◆ Your objective: Quote the figure caption on echinatin below in full, word for word.

◆ Excerpt to read:
_ _ _

Figure 3. Echinatin does not directly target the ASC oligomerization and does not block K⁺ efflux or mitochondrial damage.

(A–C) LPS-primed BMDMs were pretreated with echinatin (40 μM) or vehicle and then stimulated with nigericin, poly(dA:dT), and Lfn-FliC — or Pam3CSK4-primed BMDMs were pretreated with echinatin (40 μM) or vehicle and then stimulated with transfected LPS. Cleaved caspase-1 and production of IL-1β were examined by IB analysis (A), and activity of caspase-1 (B) and secretion of IL-1β (C) in SN were assessed. (D) IB analysis of cross-linked ASC in the Triton X–insoluble pellet from LPS-primed BMDMs pretreated with echinatin (40 μM) or vehicle and then stimulated with nigericin, poly(dA:dT), Lfn-FliC, or Pam3CSK4-primed BMDMs were pretreated with echinatin (40 μM) or vehicle and then stimulated with transfected LPS. (E) Qualification of intracellular potassium in LPS-primed BMDMs pretreated with indicated dose of echinatin and stimulated with nigericin. (F) Staining with MitoTracker red in LPS-primed BMDMs pretreated with echinatin (40 μM) or vehicle and then stimulated with nigericin. Scale bar: 5 μm. Data are expressed as mean ± SEM (n = 3/group, resulting from 3 independent experiments). Statistics differences were analyzed by unpaired t test (B and C) or 1-way ANOVA followed by Dunnett’s post hoc test (E). **P < 0.01, ***P < 0.001.

_ _ _

◆ Dataset records:

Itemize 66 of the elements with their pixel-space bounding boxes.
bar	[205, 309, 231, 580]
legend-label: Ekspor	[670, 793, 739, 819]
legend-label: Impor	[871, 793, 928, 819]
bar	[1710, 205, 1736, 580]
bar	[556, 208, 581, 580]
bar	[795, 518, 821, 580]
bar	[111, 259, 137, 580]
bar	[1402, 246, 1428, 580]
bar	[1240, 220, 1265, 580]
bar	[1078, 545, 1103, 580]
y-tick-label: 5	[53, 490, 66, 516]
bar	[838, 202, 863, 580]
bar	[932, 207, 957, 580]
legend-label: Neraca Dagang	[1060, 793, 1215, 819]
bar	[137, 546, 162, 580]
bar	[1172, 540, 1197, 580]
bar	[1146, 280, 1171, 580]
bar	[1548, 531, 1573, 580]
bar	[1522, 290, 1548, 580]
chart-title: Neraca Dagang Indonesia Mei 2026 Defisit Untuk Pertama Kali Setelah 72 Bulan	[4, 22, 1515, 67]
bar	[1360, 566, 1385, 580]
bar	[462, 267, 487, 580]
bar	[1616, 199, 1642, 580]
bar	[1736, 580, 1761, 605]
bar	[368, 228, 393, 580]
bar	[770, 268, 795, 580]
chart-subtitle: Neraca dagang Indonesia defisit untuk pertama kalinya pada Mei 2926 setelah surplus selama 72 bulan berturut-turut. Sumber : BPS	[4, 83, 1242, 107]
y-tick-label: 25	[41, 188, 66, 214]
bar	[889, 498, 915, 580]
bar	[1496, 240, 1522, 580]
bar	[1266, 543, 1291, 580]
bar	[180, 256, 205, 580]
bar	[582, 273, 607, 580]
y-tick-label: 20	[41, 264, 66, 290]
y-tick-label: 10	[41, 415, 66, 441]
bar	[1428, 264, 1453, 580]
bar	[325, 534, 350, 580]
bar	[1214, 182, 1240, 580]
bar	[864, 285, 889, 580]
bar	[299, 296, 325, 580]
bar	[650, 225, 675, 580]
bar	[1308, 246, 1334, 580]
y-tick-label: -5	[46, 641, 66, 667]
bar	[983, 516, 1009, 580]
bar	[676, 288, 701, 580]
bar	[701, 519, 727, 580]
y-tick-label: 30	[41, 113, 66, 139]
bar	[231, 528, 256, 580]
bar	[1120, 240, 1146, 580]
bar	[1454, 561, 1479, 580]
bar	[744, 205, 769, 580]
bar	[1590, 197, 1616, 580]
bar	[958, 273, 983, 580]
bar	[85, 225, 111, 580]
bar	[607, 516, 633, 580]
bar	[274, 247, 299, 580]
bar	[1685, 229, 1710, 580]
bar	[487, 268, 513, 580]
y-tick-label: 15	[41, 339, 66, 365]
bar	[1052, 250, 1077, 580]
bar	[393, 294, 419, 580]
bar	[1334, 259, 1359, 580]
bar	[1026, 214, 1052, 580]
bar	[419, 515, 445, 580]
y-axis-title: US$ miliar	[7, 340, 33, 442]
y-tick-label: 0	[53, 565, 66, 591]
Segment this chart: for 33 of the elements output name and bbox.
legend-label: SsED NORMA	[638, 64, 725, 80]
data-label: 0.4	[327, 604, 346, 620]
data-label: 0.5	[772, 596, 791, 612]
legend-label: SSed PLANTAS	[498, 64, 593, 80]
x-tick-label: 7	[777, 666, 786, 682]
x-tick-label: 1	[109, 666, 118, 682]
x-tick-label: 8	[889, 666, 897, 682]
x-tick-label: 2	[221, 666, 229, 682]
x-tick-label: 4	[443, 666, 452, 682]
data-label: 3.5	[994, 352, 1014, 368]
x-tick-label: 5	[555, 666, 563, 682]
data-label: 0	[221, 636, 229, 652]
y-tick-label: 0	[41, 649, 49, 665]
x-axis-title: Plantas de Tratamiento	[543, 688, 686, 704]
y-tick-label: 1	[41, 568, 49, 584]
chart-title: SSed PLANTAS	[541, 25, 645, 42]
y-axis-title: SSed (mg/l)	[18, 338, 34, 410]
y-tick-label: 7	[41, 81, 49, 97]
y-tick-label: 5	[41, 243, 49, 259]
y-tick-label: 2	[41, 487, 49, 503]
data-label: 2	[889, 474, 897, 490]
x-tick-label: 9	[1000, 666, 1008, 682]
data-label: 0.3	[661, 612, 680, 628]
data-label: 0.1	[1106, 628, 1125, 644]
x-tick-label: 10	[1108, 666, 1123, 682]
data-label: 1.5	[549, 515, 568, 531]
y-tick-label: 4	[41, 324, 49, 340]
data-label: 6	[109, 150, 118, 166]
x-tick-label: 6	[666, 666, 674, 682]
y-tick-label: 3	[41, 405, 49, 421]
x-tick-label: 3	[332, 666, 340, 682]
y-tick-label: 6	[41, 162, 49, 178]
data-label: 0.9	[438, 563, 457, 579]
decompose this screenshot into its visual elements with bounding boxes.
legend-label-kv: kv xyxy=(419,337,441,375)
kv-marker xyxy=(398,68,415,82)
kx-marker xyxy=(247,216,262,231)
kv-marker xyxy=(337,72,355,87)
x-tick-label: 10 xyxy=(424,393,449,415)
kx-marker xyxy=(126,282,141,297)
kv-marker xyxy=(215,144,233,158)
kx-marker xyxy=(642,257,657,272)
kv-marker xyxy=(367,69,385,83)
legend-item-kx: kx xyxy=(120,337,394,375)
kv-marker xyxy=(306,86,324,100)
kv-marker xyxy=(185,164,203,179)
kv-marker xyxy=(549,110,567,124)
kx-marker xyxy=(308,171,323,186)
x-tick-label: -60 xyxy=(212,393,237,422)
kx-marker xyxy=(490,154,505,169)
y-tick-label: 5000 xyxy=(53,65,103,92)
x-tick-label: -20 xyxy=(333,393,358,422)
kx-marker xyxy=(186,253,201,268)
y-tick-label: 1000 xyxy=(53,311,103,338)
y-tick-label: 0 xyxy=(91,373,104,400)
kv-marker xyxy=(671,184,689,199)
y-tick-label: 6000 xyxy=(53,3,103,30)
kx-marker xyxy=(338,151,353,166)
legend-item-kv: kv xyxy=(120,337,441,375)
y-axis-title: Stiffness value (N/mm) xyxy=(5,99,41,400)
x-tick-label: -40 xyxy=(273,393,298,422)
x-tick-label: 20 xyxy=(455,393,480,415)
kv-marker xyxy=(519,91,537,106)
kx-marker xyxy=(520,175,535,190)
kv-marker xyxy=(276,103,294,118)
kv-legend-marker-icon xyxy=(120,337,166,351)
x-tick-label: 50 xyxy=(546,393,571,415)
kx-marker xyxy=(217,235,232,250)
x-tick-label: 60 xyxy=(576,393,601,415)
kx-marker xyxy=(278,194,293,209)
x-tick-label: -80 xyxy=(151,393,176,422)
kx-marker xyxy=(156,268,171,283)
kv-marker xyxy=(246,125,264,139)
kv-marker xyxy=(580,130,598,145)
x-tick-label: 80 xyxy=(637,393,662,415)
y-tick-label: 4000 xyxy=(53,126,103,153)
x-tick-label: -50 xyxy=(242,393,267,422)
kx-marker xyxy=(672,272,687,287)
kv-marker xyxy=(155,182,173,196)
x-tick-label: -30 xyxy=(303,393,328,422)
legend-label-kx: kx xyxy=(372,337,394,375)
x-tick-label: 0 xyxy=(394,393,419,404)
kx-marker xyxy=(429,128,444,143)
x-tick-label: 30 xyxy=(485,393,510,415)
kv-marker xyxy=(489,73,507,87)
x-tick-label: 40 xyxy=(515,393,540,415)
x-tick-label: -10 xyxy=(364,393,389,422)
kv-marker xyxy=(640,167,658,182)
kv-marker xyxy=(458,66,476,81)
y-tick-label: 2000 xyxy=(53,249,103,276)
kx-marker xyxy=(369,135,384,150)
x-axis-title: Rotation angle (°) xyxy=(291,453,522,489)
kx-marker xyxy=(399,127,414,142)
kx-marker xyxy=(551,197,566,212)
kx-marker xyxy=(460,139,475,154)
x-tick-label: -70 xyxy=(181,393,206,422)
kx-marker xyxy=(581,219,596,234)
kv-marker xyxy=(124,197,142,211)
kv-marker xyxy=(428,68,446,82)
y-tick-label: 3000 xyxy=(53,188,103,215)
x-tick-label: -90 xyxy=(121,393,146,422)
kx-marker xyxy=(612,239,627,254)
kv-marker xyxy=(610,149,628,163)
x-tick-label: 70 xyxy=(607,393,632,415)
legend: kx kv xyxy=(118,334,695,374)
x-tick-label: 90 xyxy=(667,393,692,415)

_ _ _

◆ Written solution:
Figure 3. Echinatin does not directly target the ASC oligomerization and does not block K⁺ efflux or mitochondrial damage.

(A–C) LPS-primed BMDMs were pretreated with echinatin (40 μM) or vehicle and then stimulated with nigericin, poly(dA:dT), and Lfn-FliC — or Pam3CSK4-primed BMDMs were pretreated with echinatin (40 μM) or vehicle and then stimulated with transfected LPS. Cleaved caspase-1 and production of IL-1β were examined by IB analysis (A), and activity of caspase-1 (B) and secretion of IL-1β (C) in SN were assessed. (D) IB analysis of cross-linked ASC in the Triton X–insoluble pellet from LPS-primed BMDMs pretreated with echinatin (40 μM) or vehicle and then stimulated with nigericin, poly(dA:dT), Lfn-FliC, or Pam3CSK4-primed BMDMs were pretreated with echinatin (40 μM) or vehicle and then stimulated with transfected LPS. (E) Qualification of intracellular potassium in LPS-primed BMDMs pretreated with indicated dose of echinatin and stimulated with nigericin. (F) Staining with MitoTracker red in LPS-primed BMDMs pretreated with echinatin (40 μM) or vehicle and then stimulated with nigericin. Scale bar: 5 μm. Data are expressed as mean ± SEM (n = 3/group, resulting from 3 independent experiments). Statistics differences were analyzed by unpaired t test (B and C) or 1-way ANOVA followed by Dunnett’s post hoc test (E). **P < 0.01, ***P < 0.001.